Begin Task material

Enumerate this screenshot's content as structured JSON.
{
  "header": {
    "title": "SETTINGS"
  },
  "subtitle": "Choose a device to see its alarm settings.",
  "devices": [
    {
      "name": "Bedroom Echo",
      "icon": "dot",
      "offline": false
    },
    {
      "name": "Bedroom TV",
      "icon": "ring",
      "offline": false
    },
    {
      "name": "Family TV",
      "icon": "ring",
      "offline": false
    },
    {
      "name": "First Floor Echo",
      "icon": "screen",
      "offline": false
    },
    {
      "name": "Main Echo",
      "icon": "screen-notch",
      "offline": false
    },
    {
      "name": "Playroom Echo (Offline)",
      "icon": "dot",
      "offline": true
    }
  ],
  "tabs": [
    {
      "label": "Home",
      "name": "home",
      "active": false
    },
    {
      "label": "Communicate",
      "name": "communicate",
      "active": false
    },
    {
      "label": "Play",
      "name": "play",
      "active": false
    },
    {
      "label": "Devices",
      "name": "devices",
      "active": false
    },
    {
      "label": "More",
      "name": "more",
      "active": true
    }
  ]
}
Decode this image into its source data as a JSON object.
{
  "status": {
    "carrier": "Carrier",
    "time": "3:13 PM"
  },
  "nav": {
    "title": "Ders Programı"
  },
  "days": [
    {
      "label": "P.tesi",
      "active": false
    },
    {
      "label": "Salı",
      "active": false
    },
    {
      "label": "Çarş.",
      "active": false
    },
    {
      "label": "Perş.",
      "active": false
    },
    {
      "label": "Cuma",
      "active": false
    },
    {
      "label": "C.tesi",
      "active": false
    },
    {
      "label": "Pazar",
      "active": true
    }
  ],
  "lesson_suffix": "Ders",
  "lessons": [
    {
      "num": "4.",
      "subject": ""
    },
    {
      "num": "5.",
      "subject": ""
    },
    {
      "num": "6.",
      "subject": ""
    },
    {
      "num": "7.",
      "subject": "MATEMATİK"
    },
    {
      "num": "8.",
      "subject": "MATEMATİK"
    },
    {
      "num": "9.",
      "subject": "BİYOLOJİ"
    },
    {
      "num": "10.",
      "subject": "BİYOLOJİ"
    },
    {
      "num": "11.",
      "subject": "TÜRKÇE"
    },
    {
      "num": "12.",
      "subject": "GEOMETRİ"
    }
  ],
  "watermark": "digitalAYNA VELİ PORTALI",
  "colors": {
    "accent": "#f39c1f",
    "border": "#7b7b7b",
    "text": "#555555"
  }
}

End Task material

Problem:
Identify every line above with the string "Ders" in it. Copy those lines.

Answer below:
    "title": "Ders Programı"
  "lesson_suffix": "Ders",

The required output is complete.